> _Aim of the exercise_: In the records below, copy the lines without changes, starting at the line containing "178, 192, 194]" and ending after the line containing "358, 973, 374]".

Region boundary data:
************
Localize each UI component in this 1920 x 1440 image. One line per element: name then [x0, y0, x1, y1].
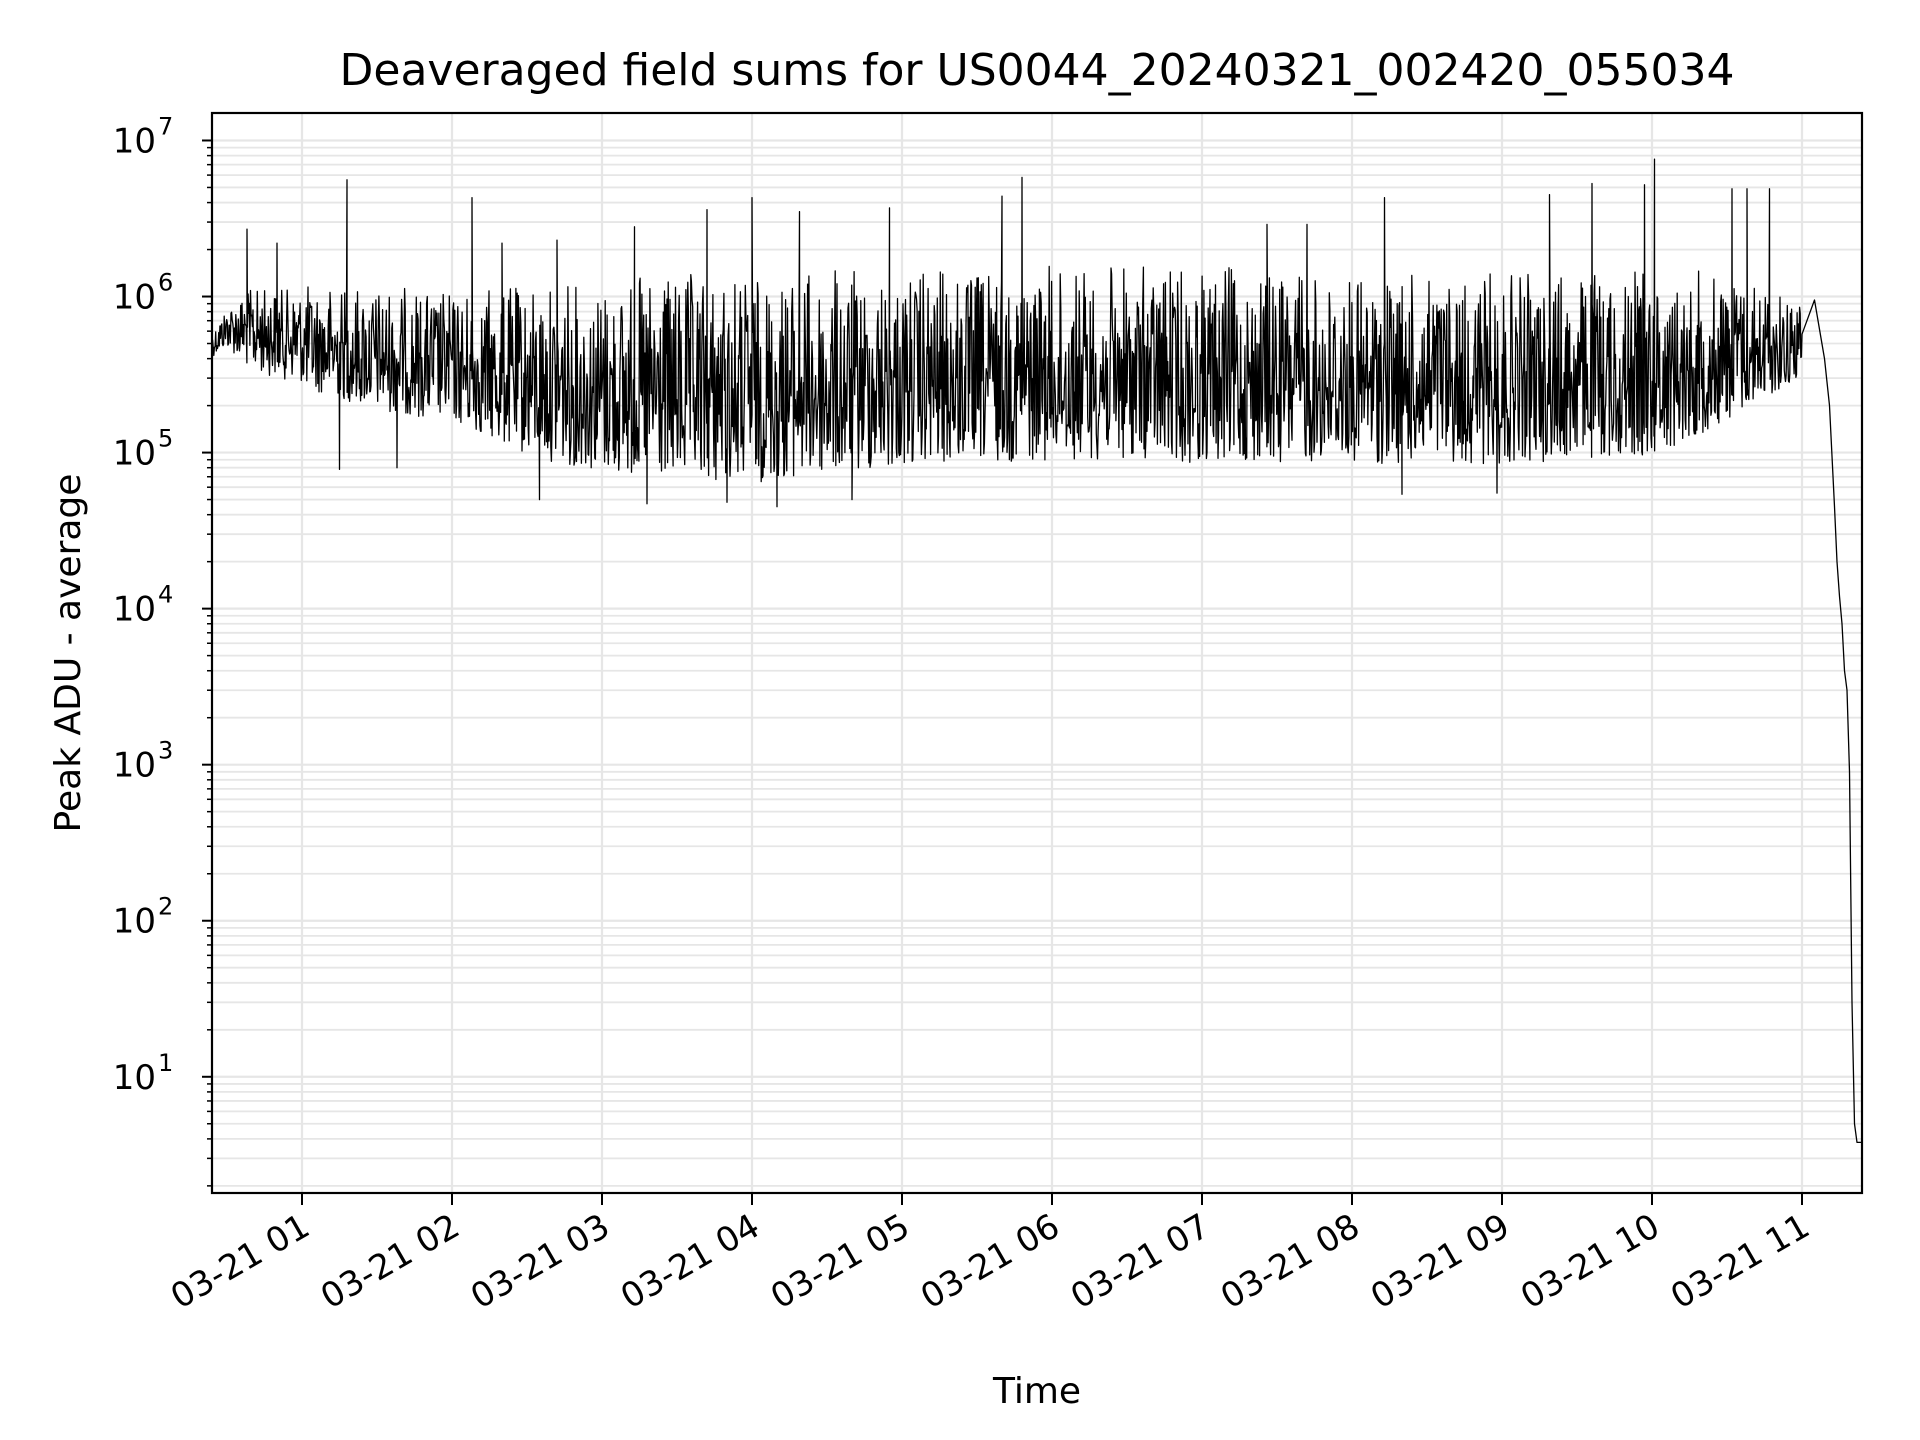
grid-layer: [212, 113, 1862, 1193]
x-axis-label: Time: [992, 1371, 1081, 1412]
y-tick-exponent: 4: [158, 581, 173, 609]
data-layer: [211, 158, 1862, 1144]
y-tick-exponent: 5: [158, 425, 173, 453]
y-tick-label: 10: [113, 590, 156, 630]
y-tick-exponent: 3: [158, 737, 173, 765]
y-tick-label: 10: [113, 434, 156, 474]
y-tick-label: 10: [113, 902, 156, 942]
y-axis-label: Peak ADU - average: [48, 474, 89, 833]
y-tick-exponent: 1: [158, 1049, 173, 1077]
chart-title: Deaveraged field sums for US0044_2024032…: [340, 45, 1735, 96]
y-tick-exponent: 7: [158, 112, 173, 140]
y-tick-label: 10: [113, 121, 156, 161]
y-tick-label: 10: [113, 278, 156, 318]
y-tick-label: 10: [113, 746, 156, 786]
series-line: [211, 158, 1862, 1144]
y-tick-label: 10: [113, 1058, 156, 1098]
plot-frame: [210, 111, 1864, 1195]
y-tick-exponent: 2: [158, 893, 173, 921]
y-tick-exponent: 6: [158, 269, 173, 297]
************
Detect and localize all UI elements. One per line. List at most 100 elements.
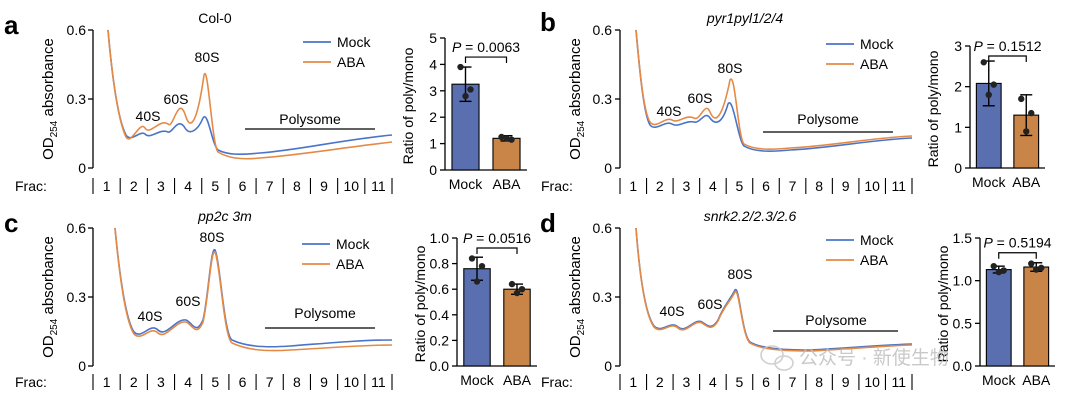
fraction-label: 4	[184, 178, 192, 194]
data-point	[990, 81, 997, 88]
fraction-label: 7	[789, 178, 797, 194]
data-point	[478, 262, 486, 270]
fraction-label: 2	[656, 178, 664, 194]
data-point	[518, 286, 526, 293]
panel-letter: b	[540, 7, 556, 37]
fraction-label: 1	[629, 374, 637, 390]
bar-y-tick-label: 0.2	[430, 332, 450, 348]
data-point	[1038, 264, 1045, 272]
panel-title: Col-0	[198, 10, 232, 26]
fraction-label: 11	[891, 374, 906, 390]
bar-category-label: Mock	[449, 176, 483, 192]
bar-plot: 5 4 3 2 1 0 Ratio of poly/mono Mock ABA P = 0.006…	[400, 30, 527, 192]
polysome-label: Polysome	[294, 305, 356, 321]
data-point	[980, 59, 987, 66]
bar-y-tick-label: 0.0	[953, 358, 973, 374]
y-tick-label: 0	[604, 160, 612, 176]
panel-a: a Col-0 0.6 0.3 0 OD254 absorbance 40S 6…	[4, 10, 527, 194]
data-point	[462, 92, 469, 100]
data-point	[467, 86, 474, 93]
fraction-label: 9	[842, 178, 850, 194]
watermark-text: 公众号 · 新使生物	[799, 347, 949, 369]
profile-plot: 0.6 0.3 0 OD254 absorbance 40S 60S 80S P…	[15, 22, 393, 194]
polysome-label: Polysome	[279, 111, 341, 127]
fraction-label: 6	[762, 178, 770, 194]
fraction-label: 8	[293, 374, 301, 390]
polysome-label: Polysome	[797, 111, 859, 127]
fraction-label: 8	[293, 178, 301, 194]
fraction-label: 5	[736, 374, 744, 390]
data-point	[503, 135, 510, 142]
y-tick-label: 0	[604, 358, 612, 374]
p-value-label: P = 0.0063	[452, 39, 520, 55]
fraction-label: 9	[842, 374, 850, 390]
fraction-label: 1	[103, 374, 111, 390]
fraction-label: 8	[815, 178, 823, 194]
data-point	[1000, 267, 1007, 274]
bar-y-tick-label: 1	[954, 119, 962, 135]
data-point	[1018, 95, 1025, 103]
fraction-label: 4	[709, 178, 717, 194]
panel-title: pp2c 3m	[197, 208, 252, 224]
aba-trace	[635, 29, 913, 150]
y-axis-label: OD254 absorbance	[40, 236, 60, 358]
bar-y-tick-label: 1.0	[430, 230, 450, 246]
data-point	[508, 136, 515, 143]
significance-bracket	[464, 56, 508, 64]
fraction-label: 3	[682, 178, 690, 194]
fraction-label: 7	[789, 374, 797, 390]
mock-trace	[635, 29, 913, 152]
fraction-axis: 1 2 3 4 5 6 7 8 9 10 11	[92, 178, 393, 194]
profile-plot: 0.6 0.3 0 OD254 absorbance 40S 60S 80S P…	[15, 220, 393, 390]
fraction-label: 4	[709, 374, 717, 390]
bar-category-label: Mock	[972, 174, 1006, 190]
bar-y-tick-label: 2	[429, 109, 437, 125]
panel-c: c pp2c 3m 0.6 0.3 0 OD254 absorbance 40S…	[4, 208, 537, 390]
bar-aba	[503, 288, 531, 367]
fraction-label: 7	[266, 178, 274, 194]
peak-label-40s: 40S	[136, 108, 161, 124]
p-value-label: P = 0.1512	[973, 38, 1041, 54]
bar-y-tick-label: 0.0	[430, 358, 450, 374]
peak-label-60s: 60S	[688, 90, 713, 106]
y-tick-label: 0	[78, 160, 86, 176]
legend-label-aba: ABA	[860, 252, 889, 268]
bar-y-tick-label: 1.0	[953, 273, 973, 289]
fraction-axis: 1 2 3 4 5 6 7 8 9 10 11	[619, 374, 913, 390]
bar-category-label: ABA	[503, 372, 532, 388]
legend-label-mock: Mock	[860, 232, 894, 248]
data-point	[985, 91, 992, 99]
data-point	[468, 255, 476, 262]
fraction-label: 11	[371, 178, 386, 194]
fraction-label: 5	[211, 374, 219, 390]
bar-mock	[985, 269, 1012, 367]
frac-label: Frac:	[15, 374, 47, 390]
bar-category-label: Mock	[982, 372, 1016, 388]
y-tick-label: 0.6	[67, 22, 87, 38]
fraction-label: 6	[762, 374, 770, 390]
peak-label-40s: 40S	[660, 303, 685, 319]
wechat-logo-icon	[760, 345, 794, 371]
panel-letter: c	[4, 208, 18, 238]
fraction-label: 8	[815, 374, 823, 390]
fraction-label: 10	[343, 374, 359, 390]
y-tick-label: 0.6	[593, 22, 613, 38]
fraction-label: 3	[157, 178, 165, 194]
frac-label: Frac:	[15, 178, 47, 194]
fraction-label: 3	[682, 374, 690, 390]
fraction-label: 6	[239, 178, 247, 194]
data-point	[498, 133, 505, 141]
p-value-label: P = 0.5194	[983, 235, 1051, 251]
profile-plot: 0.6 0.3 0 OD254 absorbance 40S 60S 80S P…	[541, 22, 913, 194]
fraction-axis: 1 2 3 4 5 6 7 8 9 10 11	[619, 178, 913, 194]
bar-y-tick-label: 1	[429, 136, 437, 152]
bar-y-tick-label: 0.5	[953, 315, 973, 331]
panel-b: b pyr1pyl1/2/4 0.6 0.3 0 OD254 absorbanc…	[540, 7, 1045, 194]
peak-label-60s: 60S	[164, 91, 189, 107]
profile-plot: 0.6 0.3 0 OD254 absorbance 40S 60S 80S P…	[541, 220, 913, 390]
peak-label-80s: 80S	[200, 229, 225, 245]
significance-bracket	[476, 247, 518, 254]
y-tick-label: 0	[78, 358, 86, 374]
************
> _Response_:
fraction-label: 4	[184, 178, 192, 194]
data-point	[990, 81, 997, 88]
fraction-label: 7	[789, 178, 797, 194]
data-point	[478, 262, 486, 270]
fraction-label: 2	[656, 178, 664, 194]
data-point	[518, 286, 526, 293]
panel-letter: b	[540, 7, 556, 37]
fraction-label: 1	[629, 374, 637, 390]
bar-y-tick-label: 0.2	[430, 332, 450, 348]
data-point	[1038, 264, 1045, 272]
panel-title: Col-0	[198, 10, 232, 26]
fraction-label: 11	[891, 374, 906, 390]
bar-category-label: Mock	[449, 176, 483, 192]
bar-plot: 5 4 3 2 1 0 Ratio of poly/mono Mock ABA P = 0.006…	[400, 30, 527, 192]
polysome-label: Polysome	[294, 305, 356, 321]
data-point	[980, 59, 987, 66]
bar-y-tick-label: 0.0	[953, 358, 973, 374]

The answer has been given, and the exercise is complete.